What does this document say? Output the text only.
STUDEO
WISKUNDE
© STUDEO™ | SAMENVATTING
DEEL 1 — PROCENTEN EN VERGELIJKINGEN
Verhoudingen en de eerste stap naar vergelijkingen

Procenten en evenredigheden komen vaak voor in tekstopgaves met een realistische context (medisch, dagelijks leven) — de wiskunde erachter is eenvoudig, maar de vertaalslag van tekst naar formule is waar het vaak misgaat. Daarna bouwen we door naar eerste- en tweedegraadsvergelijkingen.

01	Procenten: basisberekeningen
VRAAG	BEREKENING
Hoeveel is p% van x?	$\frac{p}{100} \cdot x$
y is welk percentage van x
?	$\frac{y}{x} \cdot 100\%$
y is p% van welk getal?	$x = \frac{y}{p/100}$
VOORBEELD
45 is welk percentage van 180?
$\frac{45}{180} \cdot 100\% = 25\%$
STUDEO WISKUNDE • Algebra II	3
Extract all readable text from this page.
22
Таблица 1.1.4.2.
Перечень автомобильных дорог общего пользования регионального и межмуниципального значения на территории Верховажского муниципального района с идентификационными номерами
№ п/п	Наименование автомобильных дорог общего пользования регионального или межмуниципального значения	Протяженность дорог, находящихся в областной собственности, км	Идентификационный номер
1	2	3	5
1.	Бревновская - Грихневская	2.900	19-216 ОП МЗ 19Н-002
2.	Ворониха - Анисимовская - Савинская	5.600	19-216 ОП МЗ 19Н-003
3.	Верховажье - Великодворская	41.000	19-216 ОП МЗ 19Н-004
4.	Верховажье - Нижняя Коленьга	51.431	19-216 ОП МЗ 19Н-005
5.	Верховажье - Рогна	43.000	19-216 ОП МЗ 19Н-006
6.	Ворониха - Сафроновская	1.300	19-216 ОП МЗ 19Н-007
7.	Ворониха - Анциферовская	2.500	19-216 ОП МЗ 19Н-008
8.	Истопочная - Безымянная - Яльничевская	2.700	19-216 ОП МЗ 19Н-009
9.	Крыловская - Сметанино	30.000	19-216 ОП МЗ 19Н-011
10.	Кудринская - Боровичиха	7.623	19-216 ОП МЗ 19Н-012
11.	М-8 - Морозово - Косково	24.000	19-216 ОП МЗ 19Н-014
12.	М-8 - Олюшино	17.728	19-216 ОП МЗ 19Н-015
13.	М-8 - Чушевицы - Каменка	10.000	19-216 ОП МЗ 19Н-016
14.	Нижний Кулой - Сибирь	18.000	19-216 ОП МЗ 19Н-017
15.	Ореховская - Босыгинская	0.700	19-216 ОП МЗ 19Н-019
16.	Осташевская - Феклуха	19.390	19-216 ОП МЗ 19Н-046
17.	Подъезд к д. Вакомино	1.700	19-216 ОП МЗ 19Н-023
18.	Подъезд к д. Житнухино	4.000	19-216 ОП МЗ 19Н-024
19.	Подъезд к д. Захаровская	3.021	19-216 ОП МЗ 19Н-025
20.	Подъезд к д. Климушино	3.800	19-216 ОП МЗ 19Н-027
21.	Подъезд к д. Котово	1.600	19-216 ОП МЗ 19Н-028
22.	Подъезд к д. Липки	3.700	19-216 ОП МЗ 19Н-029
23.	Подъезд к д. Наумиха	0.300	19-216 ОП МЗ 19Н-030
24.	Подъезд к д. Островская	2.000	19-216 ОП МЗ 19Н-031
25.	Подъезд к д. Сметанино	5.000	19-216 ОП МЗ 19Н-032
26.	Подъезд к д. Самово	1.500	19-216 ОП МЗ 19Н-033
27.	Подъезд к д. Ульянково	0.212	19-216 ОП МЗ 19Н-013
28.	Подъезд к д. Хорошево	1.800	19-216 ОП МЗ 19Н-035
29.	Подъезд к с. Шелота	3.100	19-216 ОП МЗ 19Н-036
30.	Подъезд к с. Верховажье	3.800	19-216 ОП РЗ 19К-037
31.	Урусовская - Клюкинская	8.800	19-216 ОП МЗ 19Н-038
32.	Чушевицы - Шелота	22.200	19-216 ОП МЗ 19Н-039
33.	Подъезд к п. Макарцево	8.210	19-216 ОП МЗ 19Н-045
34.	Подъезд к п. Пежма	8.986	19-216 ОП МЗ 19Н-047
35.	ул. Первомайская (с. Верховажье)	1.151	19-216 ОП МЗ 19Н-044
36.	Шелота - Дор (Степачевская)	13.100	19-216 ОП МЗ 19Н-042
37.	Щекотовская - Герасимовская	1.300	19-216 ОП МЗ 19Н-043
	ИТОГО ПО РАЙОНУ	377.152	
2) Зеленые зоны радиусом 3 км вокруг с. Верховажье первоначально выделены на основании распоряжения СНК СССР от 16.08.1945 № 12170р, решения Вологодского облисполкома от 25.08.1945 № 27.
● ● ● ● ●
**Exercise directions**
Return all the data above once more, precisely as given.

**Solution for this task**
What does this document say? Output the text only.
STUDEO
WISKUNDE
© STUDEO™ | SAMENVATTING
DEEL 1 — PROCENTEN EN VERGELIJKINGEN
Verhoudingen en de eerste stap naar vergelijkingen

Procenten en evenredigheden komen vaak voor in tekstopgaves met een realistische context (medisch, dagelijks leven) — de wiskunde erachter is eenvoudig, maar de vertaalslag van tekst naar formule is waar het vaak misgaat. Daarna bouwen we door naar eerste- en tweedegraadsvergelijkingen.

01	Procenten: basisberekeningen
VRAAG	BEREKENING
Hoeveel is p% van x?	$\frac{p}{100} \cdot x$
y is welk percentage van x
?	$\frac{y}{x} \cdot 100\%$
y is p% van welk getal?	$x = \frac{y}{p/100}$
VOORBEELD
45 is welk percentage van 180?
$\frac{45}{180} \cdot 100\% = 25\%$
STUDEO WISKUNDE • Algebra II	3
Extract all readable text from this page.
22
Таблица 1.1.4.2.
Перечень автомобильных дорог общего пользования регионального и межмуниципального значения на территории Верховажского муниципального района с идентификационными номерами
№ п/п	Наименование автомобильных дорог общего пользования регионального или межмуниципального значения	Протяженность дорог, находящихся в областной собственности, км	Идентификационный номер
1	2	3	5
1.	Бревновская - Грихневская	2.900	19-216 ОП МЗ 19Н-002
2.	Ворониха - Анисимовская - Савинская	5.600	19-216 ОП МЗ 19Н-003
3.	Верховажье - Великодворская	41.000	19-216 ОП МЗ 19Н-004
4.	Верховажье - Нижняя Коленьга	51.431	19-216 ОП МЗ 19Н-005
5.	Верховажье - Рогна	43.000	19-216 ОП МЗ 19Н-006
6.	Ворониха - Сафроновская	1.300	19-216 ОП МЗ 19Н-007
7.	Ворониха - Анциферовская	2.500	19-216 ОП МЗ 19Н-008
8.	Истопочная - Безымянная - Яльничевская	2.700	19-216 ОП МЗ 19Н-009
9.	Крыловская - Сметанино	30.000	19-216 ОП МЗ 19Н-011
10.	Кудринская - Боровичиха	7.623	19-216 ОП МЗ 19Н-012
11.	М-8 - Морозово - Косково	24.000	19-216 ОП МЗ 19Н-014
12.	М-8 - Олюшино	17.728	19-216 ОП МЗ 19Н-015
13.	М-8 - Чушевицы - Каменка	10.000	19-216 ОП МЗ 19Н-016
14.	Нижний Кулой - Сибирь	18.000	19-216 ОП МЗ 19Н-017
15.	Ореховская - Босыгинская	0.700	19-216 ОП МЗ 19Н-019
16.	Осташевская - Феклуха	19.390	19-216 ОП МЗ 19Н-046
17.	Подъезд к д. Вакомино	1.700	19-216 ОП МЗ 19Н-023
18.	Подъезд к д. Житнухино	4.000	19-216 ОП МЗ 19Н-024
19.	Подъезд к д. Захаровская	3.021	19-216 ОП МЗ 19Н-025
20.	Подъезд к д. Климушино	3.800	19-216 ОП МЗ 19Н-027
21.	Подъезд к д. Котово	1.600	19-216 ОП МЗ 19Н-028
22.	Подъезд к д. Липки	3.700	19-216 ОП МЗ 19Н-029
23.	Подъезд к д. Наумиха	0.300	19-216 ОП МЗ 19Н-030
24.	Подъезд к д. Островская	2.000	19-216 ОП МЗ 19Н-031
25.	Подъезд к д. Сметанино	5.000	19-216 ОП МЗ 19Н-032
26.	Подъезд к д. Самово	1.500	19-216 ОП МЗ 19Н-033
27.	Подъезд к д. Ульянково	0.212	19-216 ОП МЗ 19Н-013
28.	Подъезд к д. Хорошево	1.800	19-216 ОП МЗ 19Н-035
29.	Подъезд к с. Шелота	3.100	19-216 ОП МЗ 19Н-036
30.	Подъезд к с. Верховажье	3.800	19-216 ОП РЗ 19К-037
31.	Урусовская - Клюкинская	8.800	19-216 ОП МЗ 19Н-038
32.	Чушевицы - Шелота	22.200	19-216 ОП МЗ 19Н-039
33.	Подъезд к п. Макарцево	8.210	19-216 ОП МЗ 19Н-045
34.	Подъезд к п. Пежма	8.986	19-216 ОП МЗ 19Н-047
35.	ул. Первомайская (с. Верховажье)	1.151	19-216 ОП МЗ 19Н-044
36.	Шелота - Дор (Степачевская)	13.100	19-216 ОП МЗ 19Н-042
37.	Щекотовская - Герасимовская	1.300	19-216 ОП МЗ 19Н-043
	ИТОГО ПО РАЙОНУ	377.152	
2) Зеленые зоны радиусом 3 км вокруг с. Верховажье первоначально выделены на основании распоряжения СНК СССР от 16.08.1945 № 12170р, решения Вологодского облисполкома от 25.08.1945 № 27.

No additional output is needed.